> _Collected data entries_

---

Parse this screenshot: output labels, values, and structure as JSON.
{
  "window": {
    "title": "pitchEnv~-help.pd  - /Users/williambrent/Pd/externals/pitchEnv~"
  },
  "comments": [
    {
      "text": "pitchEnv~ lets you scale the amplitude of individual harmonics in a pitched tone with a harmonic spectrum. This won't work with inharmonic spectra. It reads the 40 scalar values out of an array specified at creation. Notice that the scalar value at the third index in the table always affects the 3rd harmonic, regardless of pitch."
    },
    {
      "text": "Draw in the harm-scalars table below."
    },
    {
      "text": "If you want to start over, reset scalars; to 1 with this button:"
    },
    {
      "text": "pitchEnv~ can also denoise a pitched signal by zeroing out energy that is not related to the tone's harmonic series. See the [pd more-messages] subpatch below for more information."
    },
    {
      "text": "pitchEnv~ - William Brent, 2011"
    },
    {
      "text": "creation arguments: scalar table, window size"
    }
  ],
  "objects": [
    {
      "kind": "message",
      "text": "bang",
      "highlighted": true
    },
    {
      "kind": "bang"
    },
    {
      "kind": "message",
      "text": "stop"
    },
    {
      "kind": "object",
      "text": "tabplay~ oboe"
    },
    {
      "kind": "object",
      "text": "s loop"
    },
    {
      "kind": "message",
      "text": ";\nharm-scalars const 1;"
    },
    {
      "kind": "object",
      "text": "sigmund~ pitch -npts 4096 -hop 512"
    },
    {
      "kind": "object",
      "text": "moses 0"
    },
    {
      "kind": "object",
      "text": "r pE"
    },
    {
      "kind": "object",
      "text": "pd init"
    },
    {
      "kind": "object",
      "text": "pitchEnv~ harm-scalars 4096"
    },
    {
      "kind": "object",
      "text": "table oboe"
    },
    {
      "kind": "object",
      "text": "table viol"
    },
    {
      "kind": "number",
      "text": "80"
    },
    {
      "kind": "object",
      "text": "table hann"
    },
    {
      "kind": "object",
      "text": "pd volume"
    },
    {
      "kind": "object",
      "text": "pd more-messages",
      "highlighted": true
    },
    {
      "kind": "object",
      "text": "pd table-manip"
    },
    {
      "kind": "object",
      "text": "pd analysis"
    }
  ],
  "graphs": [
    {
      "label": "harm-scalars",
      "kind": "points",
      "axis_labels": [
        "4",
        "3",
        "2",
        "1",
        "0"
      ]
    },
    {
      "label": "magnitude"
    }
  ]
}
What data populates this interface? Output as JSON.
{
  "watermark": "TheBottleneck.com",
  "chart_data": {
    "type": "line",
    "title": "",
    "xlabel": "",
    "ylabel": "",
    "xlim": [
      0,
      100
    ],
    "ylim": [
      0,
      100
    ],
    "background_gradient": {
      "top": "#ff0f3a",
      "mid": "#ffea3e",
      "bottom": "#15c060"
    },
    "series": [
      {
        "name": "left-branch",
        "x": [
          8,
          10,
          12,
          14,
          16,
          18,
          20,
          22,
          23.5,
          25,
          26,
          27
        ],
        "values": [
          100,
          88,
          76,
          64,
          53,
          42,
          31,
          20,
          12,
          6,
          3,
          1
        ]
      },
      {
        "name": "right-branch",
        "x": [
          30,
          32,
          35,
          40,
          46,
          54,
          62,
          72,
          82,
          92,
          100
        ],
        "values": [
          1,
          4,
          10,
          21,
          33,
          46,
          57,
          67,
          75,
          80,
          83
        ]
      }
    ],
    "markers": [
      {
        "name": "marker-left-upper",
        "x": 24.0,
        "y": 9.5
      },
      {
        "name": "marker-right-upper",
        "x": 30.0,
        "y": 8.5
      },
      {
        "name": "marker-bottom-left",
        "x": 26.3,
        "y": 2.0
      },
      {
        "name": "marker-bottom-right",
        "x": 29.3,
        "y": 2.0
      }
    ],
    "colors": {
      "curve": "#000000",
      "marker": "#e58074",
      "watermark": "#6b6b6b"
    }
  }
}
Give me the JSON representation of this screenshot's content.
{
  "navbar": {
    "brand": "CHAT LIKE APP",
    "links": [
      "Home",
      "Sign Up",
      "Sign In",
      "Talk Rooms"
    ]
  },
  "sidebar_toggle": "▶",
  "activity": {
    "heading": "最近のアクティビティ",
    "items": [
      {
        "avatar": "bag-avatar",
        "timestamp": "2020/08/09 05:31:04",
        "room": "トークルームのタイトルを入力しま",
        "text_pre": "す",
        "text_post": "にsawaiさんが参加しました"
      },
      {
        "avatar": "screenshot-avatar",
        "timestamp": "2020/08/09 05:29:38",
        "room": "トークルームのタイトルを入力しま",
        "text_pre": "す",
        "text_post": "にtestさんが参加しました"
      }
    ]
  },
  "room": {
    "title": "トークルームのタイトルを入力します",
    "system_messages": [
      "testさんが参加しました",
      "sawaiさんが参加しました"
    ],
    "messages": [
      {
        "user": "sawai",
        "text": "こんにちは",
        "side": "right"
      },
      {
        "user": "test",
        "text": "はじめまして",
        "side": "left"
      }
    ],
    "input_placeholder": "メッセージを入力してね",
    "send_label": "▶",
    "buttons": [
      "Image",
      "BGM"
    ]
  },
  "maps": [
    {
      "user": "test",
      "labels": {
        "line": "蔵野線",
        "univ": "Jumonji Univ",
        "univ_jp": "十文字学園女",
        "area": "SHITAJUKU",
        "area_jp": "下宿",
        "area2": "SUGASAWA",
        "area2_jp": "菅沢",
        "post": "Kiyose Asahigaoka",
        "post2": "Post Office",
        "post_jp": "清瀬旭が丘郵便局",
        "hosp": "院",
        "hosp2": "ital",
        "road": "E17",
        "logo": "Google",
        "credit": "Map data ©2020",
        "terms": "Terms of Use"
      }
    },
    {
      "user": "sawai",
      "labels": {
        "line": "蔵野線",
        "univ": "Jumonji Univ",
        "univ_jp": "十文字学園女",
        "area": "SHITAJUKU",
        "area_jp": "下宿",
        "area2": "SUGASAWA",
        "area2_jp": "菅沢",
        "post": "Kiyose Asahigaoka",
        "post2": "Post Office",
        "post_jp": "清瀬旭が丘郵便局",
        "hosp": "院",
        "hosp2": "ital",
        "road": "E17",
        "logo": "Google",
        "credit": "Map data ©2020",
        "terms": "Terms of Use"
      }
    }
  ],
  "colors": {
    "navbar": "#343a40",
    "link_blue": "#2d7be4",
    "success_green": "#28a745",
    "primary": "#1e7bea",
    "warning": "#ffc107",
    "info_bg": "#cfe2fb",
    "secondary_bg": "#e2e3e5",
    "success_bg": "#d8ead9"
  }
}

---

> _Task details_
Print the complete listing again, exactly as it stands.

> _Task response_
Parse this screenshot: output labels, values, and structure as JSON.
{
  "window": {
    "title": "pitchEnv~-help.pd  - /Users/williambrent/Pd/externals/pitchEnv~"
  },
  "comments": [
    {
      "text": "pitchEnv~ lets you scale the amplitude of individual harmonics in a pitched tone with a harmonic spectrum. This won't work with inharmonic spectra. It reads the 40 scalar values out of an array specified at creation. Notice that the scalar value at the third index in the table always affects the 3rd harmonic, regardless of pitch."
    },
    {
      "text": "Draw in the harm-scalars table below."
    },
    {
      "text": "If you want to start over, reset scalars; to 1 with this button:"
    },
    {
      "text": "pitchEnv~ can also denoise a pitched signal by zeroing out energy that is not related to the tone's harmonic series. See the [pd more-messages] subpatch below for more information."
    },
    {
      "text": "pitchEnv~ - William Brent, 2011"
    },
    {
      "text": "creation arguments: scalar table, window size"
    }
  ],
  "objects": [
    {
      "kind": "message",
      "text": "bang",
      "highlighted": true
    },
    {
      "kind": "bang"
    },
    {
      "kind": "message",
      "text": "stop"
    },
    {
      "kind": "object",
      "text": "tabplay~ oboe"
    },
    {
      "kind": "object",
      "text": "s loop"
    },
    {
      "kind": "message",
      "text": ";\nharm-scalars const 1;"
    },
    {
      "kind": "object",
      "text": "sigmund~ pitch -npts 4096 -hop 512"
    },
    {
      "kind": "object",
      "text": "moses 0"
    },
    {
      "kind": "object",
      "text": "r pE"
    },
    {
      "kind": "object",
      "text": "pd init"
    },
    {
      "kind": "object",
      "text": "pitchEnv~ harm-scalars 4096"
    },
    {
      "kind": "object",
      "text": "table oboe"
    },
    {
      "kind": "object",
      "text": "table viol"
    },
    {
      "kind": "number",
      "text": "80"
    },
    {
      "kind": "object",
      "text": "table hann"
    },
    {
      "kind": "object",
      "text": "pd volume"
    },
    {
      "kind": "object",
      "text": "pd more-messages",
      "highlighted": true
    },
    {
      "kind": "object",
      "text": "pd table-manip"
    },
    {
      "kind": "object",
      "text": "pd analysis"
    }
  ],
  "graphs": [
    {
      "label": "harm-scalars",
      "kind": "points",
      "axis_labels": [
        "4",
        "3",
        "2",
        "1",
        "0"
      ]
    },
    {
      "label": "magnitude"
    }
  ]
}
What data populates this interface? Output as JSON.
{
  "watermark": "TheBottleneck.com",
  "chart_data": {
    "type": "line",
    "title": "",
    "xlabel": "",
    "ylabel": "",
    "xlim": [
      0,
      100
    ],
    "ylim": [
      0,
      100
    ],
    "background_gradient": {
      "top": "#ff0f3a",
      "mid": "#ffea3e",
      "bottom": "#15c060"
    },
    "series": [
      {
        "name": "left-branch",
        "x": [
          8,
          10,
          12,
          14,
          16,
          18,
          20,
          22,
          23.5,
          25,
          26,
          27
        ],
        "values": [
          100,
          88,
          76,
          64,
          53,
          42,
          31,
          20,
          12,
          6,
          3,
          1
        ]
      },
      {
        "name": "right-branch",
        "x": [
          30,
          32,
          35,
          40,
          46,
          54,
          62,
          72,
          82,
          92,
          100
        ],
        "values": [
          1,
          4,
          10,
          21,
          33,
          46,
          57,
          67,
          75,
          80,
          83
        ]
      }
    ],
    "markers": [
      {
        "name": "marker-left-upper",
        "x": 24.0,
        "y": 9.5
      },
      {
        "name": "marker-right-upper",
        "x": 30.0,
        "y": 8.5
      },
      {
        "name": "marker-bottom-left",
        "x": 26.3,
        "y": 2.0
      },
      {
        "name": "marker-bottom-right",
        "x": 29.3,
        "y": 2.0
      }
    ],
    "colors": {
      "curve": "#000000",
      "marker": "#e58074",
      "watermark": "#6b6b6b"
    }
  }
}
Give me the JSON representation of this screenshot's content.
{
  "navbar": {
    "brand": "CHAT LIKE APP",
    "links": [
      "Home",
      "Sign Up",
      "Sign In",
      "Talk Rooms"
    ]
  },
  "sidebar_toggle": "▶",
  "activity": {
    "heading": "最近のアクティビティ",
    "items": [
      {
        "avatar": "bag-avatar",
        "timestamp": "2020/08/09 05:31:04",
        "room": "トークルームのタイトルを入力しま",
        "text_pre": "す",
        "text_post": "にsawaiさんが参加しました"
      },
      {
        "avatar": "screenshot-avatar",
        "timestamp": "2020/08/09 05:29:38",
        "room": "トークルームのタイトルを入力しま",
        "text_pre": "す",
        "text_post": "にtestさんが参加しました"
      }
    ]
  },
  "room": {
    "title": "トークルームのタイトルを入力します",
    "system_messages": [
      "testさんが参加しました",
      "sawaiさんが参加しました"
    ],
    "messages": [
      {
        "user": "sawai",
        "text": "こんにちは",
        "side": "right"
      },
      {
        "user": "test",
        "text": "はじめまして",
        "side": "left"
      }
    ],
    "input_placeholder": "メッセージを入力してね",
    "send_label": "▶",
    "buttons": [
      "Image",
      "BGM"
    ]
  },
  "maps": [
    {
      "user": "test",
      "labels": {
        "line": "蔵野線",
        "univ": "Jumonji Univ",
        "univ_jp": "十文字学園女",
        "area": "SHITAJUKU",
        "area_jp": "下宿",
        "area2": "SUGASAWA",
        "area2_jp": "菅沢",
        "post": "Kiyose Asahigaoka",
        "post2": "Post Office",
        "post_jp": "清瀬旭が丘郵便局",
        "hosp": "院",
        "hosp2": "ital",
        "road": "E17",
        "logo": "Google",
        "credit": "Map data ©2020",
        "terms": "Terms of Use"
      }
    },
    {
      "user": "sawai",
      "labels": {
        "line": "蔵野線",
        "univ": "Jumonji Univ",
        "univ_jp": "十文字学園女",
        "area": "SHITAJUKU",
        "area_jp": "下宿",
        "area2": "SUGASAWA",
        "area2_jp": "菅沢",
        "post": "Kiyose Asahigaoka",
        "post2": "Post Office",
        "post_jp": "清瀬旭が丘郵便局",
        "hosp": "院",
        "hosp2": "ital",
        "road": "E17",
        "logo": "Google",
        "credit": "Map data ©2020",
        "terms": "Terms of Use"
      }
    }
  ],
  "colors": {
    "navbar": "#343a40",
    "link_blue": "#2d7be4",
    "success_green": "#28a745",
    "primary": "#1e7bea",
    "warning": "#ffc107",
    "info_bg": "#cfe2fb",
    "secondary_bg": "#e2e3e5",
    "success_bg": "#d8ead9"
  }
}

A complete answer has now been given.